■ What the task asks ■
Which lines below hold the word "optical"? Copy all of them.

=== Data extract ===

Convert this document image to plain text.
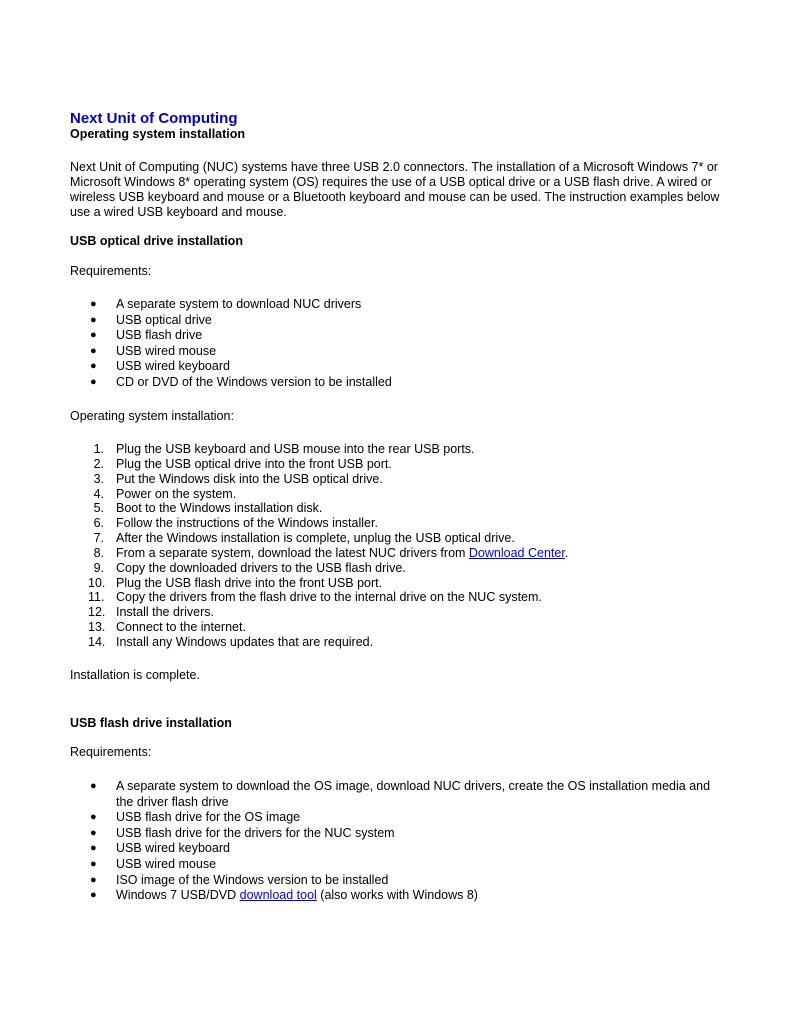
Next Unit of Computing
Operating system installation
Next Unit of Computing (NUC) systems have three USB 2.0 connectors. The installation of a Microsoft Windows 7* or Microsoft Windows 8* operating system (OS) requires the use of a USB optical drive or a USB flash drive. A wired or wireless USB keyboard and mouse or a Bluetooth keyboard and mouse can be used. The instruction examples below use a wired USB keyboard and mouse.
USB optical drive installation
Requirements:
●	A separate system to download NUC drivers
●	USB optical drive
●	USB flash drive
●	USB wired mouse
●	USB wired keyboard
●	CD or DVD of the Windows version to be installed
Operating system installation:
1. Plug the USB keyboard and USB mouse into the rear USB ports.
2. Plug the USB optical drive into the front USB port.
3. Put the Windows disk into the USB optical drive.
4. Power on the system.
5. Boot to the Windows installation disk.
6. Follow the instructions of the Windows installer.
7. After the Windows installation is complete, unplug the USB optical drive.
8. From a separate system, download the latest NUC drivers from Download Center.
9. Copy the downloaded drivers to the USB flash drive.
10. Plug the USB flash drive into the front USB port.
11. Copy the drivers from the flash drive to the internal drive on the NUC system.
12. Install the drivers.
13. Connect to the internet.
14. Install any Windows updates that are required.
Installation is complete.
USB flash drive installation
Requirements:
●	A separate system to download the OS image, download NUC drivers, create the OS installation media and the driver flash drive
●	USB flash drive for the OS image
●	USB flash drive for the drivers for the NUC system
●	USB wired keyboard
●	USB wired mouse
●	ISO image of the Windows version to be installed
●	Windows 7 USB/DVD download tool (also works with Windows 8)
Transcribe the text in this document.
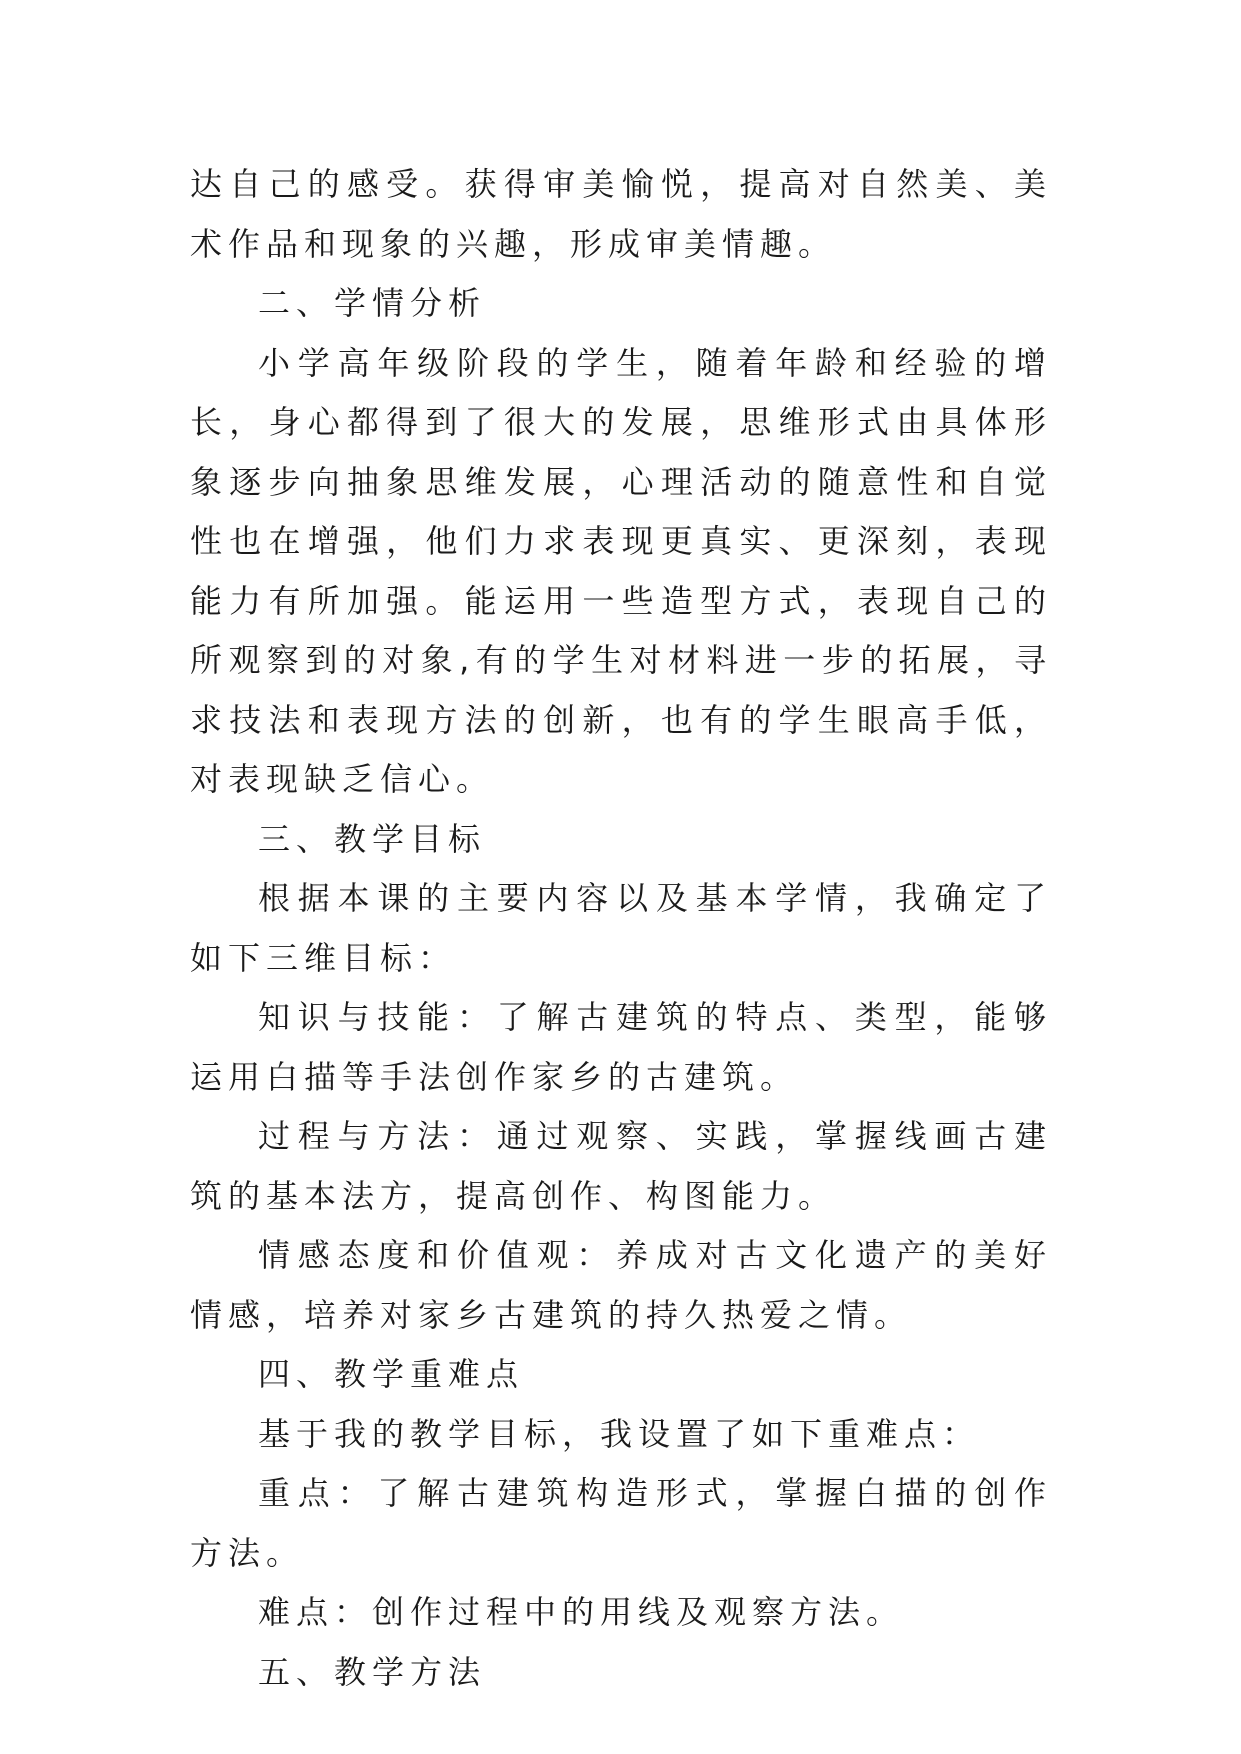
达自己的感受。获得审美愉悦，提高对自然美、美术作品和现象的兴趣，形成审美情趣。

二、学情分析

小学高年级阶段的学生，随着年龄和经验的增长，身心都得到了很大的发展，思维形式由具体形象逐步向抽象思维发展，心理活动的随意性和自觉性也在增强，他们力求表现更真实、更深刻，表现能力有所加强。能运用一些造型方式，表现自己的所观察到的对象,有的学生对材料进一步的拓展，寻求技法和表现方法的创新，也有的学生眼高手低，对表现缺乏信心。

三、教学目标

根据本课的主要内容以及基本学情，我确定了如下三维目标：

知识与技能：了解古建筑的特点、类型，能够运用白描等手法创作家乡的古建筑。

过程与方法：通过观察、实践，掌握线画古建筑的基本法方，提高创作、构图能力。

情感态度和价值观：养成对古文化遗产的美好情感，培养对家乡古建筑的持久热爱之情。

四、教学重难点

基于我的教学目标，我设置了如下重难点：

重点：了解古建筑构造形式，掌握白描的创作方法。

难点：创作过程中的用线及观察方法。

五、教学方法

===

■ Written answer ■
Next Unit of Computing (NUC) systems have three USB 2.0 connectors. The installation of a Microsoft Windows 7* or Microsoft Windows 8* operating system (OS) requires the use of a USB optical drive or a USB flash drive. A wired or wireless USB keyboard and mouse or a Bluetooth keyboard and mouse can be used. The instruction examples below use a wired USB keyboard and mouse.
USB optical drive installation
●	USB optical drive
2. Plug the USB optical drive into the front USB port.
3. Put the Windows disk into the USB optical drive.
7. After the Windows installation is complete, unplug the USB optical drive.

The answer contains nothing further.